--- Start Records provided ---

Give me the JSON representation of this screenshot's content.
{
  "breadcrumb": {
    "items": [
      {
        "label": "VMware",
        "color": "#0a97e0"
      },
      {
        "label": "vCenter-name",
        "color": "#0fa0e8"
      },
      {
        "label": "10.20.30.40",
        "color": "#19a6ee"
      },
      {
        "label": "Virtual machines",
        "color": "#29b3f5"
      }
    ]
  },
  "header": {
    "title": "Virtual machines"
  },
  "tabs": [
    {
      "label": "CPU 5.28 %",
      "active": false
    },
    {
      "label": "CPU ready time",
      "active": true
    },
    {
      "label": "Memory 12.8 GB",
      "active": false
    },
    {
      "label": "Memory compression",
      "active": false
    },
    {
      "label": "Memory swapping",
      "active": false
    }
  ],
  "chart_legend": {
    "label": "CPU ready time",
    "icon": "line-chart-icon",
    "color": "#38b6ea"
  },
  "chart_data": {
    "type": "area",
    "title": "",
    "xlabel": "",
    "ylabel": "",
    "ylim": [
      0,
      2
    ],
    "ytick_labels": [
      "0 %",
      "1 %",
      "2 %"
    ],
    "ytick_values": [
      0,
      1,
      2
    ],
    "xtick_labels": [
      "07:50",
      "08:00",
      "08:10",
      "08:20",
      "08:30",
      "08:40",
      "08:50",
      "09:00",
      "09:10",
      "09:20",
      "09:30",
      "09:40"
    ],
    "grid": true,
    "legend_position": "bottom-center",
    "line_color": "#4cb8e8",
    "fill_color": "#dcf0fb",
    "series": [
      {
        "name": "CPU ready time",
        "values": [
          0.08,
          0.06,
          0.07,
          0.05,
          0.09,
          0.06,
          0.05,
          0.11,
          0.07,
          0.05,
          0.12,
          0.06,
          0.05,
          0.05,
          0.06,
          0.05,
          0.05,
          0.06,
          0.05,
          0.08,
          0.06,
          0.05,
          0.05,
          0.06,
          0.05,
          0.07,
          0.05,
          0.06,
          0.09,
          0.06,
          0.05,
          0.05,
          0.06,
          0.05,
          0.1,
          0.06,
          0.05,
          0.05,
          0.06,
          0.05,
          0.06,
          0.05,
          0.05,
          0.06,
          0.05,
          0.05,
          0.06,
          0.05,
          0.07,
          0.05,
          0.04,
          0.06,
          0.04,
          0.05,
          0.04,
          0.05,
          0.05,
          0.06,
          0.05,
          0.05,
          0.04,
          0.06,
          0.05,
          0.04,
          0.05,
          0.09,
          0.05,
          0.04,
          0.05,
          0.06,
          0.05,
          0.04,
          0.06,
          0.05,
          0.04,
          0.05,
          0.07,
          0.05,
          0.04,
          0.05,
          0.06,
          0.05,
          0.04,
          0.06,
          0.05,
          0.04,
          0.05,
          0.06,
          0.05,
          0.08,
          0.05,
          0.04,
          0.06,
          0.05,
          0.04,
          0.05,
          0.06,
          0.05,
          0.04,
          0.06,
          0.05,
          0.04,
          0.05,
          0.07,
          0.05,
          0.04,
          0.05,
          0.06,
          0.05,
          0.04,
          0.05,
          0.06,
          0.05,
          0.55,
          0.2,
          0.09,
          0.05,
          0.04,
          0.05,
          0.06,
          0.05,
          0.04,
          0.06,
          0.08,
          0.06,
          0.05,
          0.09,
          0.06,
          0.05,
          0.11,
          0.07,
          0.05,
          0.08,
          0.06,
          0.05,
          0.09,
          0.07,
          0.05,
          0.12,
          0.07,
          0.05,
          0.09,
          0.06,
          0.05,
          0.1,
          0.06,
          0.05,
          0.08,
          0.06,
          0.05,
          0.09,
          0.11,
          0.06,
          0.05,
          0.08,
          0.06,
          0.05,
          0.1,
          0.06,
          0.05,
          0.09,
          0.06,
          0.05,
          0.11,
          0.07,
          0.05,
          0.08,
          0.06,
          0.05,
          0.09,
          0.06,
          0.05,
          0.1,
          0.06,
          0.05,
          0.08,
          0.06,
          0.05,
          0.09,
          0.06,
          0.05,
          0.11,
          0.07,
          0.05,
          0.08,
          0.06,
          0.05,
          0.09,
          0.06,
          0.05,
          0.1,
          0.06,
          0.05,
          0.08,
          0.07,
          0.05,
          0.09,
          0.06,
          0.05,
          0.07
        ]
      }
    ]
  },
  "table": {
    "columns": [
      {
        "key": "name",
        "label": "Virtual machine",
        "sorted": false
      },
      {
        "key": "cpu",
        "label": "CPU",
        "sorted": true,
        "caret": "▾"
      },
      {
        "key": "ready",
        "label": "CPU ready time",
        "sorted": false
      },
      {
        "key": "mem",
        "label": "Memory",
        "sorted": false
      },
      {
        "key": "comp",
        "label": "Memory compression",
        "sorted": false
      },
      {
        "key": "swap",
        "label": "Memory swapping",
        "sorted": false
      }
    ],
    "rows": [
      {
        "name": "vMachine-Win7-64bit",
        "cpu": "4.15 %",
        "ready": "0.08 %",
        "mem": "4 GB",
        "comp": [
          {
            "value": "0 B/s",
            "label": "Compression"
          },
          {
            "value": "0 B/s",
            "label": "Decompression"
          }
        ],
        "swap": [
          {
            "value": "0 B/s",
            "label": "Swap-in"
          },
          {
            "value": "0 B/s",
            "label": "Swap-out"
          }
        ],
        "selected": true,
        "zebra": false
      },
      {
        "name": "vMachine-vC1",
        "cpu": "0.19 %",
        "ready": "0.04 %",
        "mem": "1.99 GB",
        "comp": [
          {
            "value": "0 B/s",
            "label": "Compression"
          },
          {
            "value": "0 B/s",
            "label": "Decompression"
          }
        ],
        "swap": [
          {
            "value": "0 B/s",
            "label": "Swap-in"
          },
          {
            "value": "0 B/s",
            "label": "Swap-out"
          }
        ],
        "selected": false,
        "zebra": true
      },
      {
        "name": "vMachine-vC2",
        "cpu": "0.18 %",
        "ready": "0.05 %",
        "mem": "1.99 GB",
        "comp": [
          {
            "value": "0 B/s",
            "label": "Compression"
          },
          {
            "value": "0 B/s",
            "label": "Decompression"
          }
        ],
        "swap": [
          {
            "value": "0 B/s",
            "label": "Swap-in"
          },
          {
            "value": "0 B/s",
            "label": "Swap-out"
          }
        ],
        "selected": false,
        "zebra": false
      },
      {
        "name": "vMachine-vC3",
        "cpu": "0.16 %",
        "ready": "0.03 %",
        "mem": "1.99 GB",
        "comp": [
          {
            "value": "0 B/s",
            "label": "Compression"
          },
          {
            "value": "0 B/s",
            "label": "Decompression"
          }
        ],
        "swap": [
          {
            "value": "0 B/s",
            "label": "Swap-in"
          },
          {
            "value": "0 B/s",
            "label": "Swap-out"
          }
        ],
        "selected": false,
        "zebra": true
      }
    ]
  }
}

--- End Records provided ---

**Exercise**
Pull out and copy each line containing the string "vMachine".

**Result for this exercise**
        "name": "vMachine-Win7-64bit",
        "name": "vMachine-vC1",
        "name": "vMachine-vC2",
        "name": "vMachine-vC3",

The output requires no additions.